*PROBLEM DETAILS:*
Count lines with "name" in them. Report only the total.

[begin DATA SUPPLIED]

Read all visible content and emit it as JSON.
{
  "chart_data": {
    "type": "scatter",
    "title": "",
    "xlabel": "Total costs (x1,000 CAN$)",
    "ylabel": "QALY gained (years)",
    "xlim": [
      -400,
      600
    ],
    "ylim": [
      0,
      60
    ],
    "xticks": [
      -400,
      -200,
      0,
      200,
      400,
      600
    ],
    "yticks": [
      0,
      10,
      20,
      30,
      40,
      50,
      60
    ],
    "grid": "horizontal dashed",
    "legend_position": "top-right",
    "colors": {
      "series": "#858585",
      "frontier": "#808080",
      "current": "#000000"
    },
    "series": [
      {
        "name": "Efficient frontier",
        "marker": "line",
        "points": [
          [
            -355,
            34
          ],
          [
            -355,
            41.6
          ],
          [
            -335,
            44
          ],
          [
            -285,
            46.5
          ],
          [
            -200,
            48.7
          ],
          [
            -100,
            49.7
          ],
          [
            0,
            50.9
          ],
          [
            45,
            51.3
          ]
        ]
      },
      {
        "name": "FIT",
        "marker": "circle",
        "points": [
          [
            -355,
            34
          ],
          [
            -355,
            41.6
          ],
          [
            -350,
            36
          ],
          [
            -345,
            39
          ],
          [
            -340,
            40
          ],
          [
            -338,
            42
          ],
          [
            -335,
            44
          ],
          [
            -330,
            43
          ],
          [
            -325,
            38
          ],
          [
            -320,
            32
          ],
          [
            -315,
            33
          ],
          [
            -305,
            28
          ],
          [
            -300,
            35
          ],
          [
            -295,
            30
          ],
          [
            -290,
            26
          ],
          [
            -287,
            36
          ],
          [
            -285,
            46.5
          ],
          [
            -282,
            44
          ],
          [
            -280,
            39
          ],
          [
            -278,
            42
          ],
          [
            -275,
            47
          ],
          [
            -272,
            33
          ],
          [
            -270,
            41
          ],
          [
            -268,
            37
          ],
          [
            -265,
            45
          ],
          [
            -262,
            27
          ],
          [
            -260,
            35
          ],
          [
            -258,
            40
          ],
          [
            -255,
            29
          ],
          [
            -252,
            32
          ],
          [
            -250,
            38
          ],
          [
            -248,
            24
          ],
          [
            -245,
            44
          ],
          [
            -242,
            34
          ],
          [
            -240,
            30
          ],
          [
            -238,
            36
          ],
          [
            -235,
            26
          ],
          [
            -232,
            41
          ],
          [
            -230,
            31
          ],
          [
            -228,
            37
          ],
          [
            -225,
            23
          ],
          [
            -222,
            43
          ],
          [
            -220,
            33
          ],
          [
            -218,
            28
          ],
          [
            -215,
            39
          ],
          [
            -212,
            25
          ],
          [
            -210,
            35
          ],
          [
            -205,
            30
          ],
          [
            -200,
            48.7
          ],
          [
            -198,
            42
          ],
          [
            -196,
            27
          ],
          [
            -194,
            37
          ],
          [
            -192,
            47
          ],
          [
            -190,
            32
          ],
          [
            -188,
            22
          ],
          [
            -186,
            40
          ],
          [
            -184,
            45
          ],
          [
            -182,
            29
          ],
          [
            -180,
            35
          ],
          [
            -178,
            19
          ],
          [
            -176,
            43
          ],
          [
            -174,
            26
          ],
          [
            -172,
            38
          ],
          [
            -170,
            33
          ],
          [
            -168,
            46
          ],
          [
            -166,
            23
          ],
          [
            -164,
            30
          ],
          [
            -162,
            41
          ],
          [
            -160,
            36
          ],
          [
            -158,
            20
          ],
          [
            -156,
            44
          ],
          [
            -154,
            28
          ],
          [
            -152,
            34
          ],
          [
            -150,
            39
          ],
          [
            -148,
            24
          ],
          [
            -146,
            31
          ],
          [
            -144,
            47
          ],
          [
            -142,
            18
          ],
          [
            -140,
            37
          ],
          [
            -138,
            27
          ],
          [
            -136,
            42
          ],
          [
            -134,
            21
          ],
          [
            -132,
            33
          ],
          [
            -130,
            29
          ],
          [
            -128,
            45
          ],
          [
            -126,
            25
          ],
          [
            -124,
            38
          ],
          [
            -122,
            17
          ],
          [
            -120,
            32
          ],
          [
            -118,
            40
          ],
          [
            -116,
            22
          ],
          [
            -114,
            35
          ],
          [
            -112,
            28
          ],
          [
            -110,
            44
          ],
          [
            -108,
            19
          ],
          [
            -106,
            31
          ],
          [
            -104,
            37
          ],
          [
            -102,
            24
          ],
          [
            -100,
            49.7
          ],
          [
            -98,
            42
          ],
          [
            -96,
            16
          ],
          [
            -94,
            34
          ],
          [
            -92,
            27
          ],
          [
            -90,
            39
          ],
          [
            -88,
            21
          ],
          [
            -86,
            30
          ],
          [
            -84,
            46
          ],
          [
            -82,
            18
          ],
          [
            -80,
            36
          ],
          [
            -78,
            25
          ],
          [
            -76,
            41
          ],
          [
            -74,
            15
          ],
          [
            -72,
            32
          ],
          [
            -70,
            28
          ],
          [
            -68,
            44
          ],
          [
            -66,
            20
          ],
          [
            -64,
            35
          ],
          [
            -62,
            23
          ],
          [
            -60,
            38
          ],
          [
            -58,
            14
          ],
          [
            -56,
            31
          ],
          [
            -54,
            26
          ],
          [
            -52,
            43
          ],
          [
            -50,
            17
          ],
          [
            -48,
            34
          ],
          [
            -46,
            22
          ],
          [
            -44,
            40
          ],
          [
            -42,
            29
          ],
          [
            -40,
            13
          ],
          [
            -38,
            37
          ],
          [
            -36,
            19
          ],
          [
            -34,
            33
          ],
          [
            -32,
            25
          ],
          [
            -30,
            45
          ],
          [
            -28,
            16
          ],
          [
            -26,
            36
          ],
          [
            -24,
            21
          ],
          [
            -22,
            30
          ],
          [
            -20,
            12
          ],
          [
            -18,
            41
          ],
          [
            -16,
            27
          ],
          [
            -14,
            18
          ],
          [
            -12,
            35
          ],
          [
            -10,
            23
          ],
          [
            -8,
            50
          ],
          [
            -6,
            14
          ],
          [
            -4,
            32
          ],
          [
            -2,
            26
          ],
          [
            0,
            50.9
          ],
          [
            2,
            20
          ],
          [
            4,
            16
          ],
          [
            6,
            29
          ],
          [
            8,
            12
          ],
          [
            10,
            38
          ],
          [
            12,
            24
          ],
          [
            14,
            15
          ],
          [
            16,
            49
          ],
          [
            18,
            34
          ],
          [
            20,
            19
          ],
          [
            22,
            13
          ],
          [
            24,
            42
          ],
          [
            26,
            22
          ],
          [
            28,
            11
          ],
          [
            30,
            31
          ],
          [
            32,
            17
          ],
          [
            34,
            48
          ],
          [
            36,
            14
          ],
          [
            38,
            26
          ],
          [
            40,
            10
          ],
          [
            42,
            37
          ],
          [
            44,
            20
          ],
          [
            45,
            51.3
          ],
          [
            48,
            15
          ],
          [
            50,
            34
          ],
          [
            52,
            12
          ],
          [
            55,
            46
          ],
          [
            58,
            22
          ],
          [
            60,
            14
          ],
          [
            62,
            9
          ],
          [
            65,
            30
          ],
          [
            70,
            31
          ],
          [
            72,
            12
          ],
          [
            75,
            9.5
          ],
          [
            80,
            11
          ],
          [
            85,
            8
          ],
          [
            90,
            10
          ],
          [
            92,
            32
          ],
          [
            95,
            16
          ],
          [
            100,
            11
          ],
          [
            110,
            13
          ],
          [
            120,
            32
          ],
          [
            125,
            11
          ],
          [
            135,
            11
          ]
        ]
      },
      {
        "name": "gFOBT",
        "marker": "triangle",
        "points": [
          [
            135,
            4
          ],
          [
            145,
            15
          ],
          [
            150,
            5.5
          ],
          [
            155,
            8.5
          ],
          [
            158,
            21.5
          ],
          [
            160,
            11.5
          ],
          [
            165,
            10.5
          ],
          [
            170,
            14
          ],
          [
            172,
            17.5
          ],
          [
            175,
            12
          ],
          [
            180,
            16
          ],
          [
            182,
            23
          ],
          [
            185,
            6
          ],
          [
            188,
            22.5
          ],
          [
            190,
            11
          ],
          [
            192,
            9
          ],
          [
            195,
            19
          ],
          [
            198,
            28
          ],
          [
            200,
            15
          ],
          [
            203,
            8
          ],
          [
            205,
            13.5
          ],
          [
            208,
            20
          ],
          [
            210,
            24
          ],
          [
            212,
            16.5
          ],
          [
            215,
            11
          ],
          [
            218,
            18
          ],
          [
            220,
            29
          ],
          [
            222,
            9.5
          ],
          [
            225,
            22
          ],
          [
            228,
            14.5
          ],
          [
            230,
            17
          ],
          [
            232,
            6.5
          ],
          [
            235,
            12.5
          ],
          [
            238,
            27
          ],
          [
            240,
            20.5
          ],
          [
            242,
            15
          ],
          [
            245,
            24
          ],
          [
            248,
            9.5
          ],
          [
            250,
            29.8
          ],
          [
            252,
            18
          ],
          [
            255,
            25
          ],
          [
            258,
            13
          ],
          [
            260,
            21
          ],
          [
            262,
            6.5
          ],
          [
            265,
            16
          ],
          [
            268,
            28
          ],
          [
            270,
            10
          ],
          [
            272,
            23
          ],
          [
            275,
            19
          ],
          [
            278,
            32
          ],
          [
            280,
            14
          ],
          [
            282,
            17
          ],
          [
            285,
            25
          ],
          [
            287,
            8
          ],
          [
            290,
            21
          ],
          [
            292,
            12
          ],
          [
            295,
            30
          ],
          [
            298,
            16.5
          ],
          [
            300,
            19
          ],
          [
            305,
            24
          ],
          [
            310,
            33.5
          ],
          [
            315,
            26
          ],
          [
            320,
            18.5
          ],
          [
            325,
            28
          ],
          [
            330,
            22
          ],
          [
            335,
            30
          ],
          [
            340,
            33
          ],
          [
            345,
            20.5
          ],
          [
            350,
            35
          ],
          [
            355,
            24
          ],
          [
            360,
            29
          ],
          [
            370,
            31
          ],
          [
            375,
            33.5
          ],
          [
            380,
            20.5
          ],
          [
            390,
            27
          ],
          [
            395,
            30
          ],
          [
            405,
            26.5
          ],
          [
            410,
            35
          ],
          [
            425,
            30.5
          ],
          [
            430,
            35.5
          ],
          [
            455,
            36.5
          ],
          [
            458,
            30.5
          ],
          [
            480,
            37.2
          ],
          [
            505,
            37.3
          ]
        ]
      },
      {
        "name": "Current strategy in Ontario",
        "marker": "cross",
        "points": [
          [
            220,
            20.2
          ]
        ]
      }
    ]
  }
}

[end DATA SUPPLIED]

*PROBLEM SOLUTION:*
4